# What to work on:
In the listing below, find every line with the string "screenshot" and pull it out.

# Extracted data:

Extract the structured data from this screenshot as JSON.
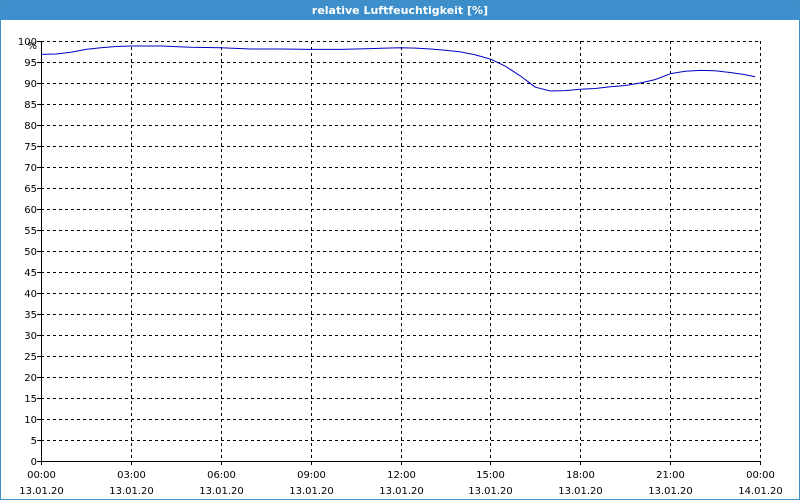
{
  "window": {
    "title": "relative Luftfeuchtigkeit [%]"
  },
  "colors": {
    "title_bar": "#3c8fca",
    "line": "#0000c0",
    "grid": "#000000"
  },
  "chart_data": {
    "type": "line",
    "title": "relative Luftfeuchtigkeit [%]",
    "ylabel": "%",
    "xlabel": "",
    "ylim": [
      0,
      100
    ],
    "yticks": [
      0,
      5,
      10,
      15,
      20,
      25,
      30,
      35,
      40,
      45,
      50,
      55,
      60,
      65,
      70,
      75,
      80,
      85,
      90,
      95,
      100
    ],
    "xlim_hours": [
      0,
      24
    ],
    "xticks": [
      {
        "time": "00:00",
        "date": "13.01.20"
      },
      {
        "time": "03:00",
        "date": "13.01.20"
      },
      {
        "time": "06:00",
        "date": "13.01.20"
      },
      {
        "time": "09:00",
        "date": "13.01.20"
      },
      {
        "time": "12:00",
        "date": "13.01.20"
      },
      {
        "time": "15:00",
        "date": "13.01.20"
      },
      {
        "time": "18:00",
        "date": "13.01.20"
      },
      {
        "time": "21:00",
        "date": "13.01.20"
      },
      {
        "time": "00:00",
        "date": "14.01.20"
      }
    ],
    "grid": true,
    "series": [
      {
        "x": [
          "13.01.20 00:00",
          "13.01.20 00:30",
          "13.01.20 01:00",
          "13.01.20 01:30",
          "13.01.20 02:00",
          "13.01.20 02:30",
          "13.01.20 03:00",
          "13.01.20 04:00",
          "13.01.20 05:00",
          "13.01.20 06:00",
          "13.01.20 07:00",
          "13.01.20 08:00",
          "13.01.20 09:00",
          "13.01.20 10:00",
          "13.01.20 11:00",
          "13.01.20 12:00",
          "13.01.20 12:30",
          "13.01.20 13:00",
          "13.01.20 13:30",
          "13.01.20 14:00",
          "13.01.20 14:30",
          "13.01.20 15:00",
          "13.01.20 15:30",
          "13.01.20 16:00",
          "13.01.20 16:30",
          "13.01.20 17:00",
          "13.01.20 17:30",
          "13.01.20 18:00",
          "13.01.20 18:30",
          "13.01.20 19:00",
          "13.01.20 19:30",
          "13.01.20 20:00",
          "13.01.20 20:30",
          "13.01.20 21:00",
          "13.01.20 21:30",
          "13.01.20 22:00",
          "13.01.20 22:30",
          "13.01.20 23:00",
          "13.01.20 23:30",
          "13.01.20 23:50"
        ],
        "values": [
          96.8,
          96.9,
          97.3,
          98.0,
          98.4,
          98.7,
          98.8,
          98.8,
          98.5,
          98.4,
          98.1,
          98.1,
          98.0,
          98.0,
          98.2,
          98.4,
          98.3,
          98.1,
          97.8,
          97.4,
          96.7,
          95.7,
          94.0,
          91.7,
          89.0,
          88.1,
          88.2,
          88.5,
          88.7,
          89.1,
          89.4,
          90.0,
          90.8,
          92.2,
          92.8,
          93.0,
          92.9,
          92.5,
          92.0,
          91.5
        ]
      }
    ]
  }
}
---
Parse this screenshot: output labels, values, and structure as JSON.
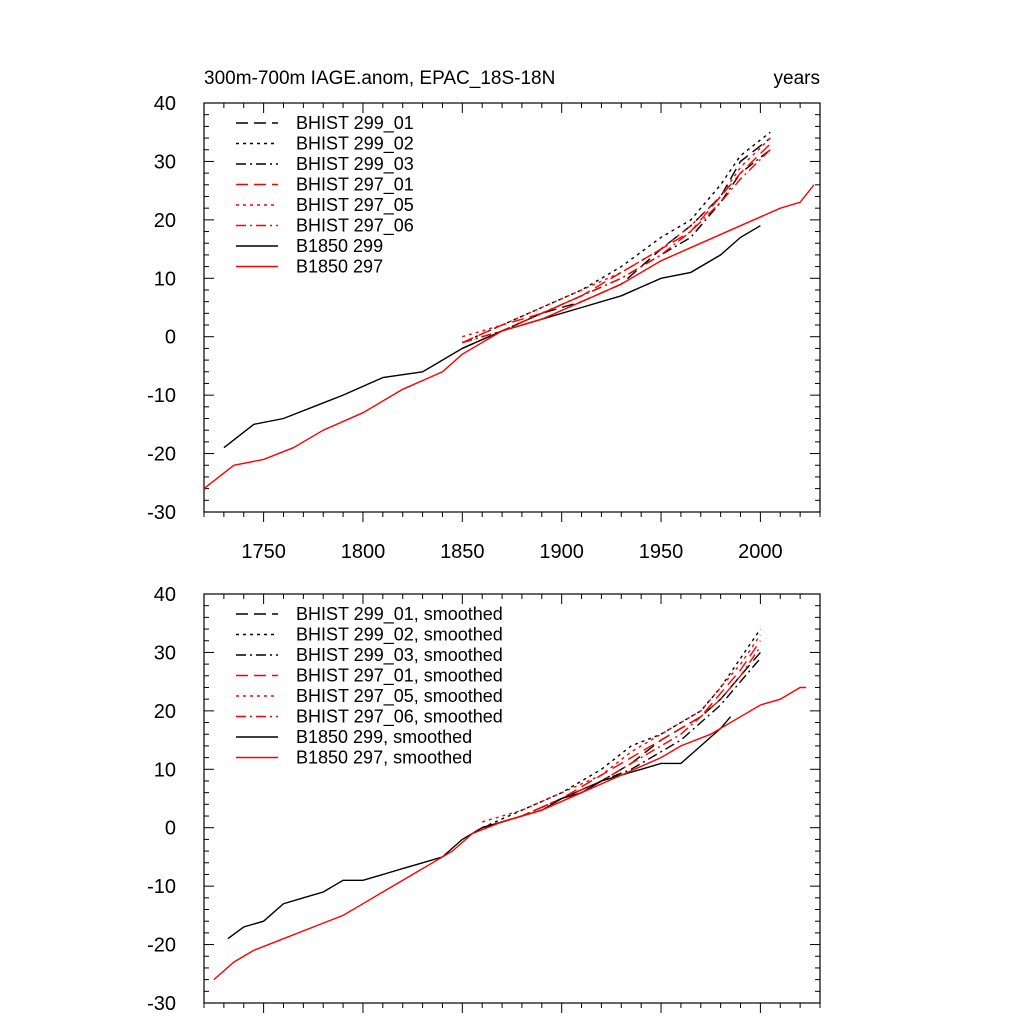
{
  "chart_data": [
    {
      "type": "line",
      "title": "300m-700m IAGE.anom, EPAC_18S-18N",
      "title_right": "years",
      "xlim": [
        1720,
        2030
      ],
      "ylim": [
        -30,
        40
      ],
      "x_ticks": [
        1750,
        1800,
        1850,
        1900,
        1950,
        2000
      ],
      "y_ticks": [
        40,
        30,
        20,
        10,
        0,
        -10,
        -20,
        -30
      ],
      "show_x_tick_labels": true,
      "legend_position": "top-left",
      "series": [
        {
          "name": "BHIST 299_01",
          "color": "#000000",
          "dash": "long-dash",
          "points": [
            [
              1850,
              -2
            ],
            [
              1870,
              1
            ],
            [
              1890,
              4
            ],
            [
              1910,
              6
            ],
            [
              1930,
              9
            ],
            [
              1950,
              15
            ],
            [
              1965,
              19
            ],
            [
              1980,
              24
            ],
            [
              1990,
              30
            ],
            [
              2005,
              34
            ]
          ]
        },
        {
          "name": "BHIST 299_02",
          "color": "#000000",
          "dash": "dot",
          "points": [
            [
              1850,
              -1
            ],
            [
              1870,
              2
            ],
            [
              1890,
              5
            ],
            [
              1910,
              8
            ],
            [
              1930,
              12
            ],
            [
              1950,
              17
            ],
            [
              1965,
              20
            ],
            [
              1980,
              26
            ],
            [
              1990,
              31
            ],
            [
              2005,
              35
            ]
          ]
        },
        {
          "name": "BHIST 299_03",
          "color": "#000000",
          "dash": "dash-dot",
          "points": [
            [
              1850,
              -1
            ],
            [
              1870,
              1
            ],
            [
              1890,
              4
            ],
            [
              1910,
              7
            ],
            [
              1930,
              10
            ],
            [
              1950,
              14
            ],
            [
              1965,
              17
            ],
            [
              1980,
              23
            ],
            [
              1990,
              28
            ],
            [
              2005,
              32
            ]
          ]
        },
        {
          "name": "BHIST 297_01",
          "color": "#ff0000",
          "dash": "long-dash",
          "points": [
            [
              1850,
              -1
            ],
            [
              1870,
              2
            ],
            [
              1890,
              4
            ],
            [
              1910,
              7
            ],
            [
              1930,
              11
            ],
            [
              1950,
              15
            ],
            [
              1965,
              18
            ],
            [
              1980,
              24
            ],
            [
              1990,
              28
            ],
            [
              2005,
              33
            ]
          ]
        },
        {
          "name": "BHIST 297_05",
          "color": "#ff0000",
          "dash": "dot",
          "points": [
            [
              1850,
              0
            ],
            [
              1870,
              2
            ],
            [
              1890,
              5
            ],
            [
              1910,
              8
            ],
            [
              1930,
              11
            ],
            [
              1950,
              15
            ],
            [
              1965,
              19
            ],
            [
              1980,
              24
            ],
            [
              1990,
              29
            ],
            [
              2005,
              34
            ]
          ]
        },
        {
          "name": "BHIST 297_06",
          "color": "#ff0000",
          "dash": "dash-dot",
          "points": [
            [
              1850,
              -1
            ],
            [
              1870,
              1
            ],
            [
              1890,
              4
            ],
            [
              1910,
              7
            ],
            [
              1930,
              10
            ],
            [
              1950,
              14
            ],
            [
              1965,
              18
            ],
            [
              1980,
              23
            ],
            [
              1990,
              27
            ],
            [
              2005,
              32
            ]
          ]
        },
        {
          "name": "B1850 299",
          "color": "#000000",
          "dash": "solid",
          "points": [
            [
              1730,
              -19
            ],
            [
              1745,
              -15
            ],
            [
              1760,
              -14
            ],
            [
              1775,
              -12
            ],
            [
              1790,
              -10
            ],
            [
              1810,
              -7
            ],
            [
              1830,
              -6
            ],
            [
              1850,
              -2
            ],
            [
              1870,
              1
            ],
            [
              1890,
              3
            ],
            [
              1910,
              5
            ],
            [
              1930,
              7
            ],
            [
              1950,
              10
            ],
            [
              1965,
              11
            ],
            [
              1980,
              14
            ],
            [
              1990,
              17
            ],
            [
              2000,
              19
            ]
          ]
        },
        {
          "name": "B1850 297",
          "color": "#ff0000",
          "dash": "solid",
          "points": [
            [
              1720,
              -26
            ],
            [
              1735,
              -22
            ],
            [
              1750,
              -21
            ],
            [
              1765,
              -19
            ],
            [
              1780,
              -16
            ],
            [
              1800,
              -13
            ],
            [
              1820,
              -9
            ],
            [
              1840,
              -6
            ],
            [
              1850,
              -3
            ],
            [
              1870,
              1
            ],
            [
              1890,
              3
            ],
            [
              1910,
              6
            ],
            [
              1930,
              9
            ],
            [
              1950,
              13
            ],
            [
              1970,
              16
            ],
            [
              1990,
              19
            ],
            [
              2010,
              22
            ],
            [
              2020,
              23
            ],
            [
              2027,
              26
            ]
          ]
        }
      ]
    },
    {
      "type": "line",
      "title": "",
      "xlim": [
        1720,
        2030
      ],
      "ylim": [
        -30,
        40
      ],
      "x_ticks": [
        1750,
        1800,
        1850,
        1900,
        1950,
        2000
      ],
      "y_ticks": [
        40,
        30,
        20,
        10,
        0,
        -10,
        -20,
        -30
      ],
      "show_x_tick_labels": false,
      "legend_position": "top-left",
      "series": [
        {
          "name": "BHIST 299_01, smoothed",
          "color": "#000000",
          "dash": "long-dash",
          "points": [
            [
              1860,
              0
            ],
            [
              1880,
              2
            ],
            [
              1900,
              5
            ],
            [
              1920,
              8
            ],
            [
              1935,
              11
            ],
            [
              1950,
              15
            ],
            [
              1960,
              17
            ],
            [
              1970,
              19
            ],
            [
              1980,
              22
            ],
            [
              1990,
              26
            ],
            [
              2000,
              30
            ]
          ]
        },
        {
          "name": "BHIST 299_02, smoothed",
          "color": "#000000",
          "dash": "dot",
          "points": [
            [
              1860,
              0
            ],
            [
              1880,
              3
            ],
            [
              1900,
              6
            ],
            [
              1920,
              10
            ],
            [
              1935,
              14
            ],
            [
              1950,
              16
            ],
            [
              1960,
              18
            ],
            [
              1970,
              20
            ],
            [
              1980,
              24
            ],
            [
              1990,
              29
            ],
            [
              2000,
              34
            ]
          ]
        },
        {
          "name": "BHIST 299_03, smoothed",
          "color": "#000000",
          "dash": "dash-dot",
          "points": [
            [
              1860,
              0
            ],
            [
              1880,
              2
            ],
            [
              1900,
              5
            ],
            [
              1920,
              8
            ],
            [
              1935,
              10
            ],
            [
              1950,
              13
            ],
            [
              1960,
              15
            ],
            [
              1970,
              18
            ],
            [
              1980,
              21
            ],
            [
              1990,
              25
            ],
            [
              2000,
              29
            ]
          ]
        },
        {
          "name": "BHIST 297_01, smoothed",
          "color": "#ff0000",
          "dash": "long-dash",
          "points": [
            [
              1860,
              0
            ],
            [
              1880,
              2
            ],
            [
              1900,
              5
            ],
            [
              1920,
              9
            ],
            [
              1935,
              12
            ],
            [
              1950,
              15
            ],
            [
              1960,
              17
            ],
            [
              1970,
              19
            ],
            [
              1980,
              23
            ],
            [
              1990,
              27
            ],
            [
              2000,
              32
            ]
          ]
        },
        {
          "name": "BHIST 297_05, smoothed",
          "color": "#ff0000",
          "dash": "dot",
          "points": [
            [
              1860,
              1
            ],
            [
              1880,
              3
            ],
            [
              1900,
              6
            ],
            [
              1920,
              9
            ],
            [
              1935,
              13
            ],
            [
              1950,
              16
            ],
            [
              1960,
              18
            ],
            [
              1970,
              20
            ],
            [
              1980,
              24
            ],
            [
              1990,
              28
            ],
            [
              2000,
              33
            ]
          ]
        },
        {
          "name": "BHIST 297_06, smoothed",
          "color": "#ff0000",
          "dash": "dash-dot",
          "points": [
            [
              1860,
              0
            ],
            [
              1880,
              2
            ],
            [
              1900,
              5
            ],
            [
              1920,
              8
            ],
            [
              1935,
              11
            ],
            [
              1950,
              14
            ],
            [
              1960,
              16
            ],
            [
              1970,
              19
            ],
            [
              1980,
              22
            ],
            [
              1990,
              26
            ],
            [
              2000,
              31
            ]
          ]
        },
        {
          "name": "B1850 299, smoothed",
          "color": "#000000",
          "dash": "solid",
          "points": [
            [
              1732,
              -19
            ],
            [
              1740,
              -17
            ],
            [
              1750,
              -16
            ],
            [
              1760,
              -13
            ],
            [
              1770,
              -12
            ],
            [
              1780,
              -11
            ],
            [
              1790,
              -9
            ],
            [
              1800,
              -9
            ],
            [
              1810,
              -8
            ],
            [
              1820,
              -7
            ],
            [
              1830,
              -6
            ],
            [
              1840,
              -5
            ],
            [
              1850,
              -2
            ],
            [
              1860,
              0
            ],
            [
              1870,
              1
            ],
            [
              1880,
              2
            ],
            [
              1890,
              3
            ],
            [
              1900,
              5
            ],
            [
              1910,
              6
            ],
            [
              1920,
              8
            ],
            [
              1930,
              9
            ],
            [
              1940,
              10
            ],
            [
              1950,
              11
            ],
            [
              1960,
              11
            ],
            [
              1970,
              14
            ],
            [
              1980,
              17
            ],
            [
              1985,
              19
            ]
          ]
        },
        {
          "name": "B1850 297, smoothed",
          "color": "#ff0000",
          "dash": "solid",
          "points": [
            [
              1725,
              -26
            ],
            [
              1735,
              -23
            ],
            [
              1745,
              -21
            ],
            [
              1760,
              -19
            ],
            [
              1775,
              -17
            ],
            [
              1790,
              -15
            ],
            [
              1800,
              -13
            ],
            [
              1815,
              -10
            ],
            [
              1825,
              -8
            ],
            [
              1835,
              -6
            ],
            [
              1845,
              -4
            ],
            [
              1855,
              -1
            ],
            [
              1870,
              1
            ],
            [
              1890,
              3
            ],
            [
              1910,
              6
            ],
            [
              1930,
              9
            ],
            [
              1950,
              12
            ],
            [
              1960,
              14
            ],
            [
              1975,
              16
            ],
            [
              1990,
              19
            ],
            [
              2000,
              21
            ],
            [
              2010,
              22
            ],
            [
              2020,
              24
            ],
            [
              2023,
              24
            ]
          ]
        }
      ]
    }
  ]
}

# Reply to the exercise:
Extract the structured data from this screenshot as JSON.
Parse this screenshot: output labels, values, and structure as JSON.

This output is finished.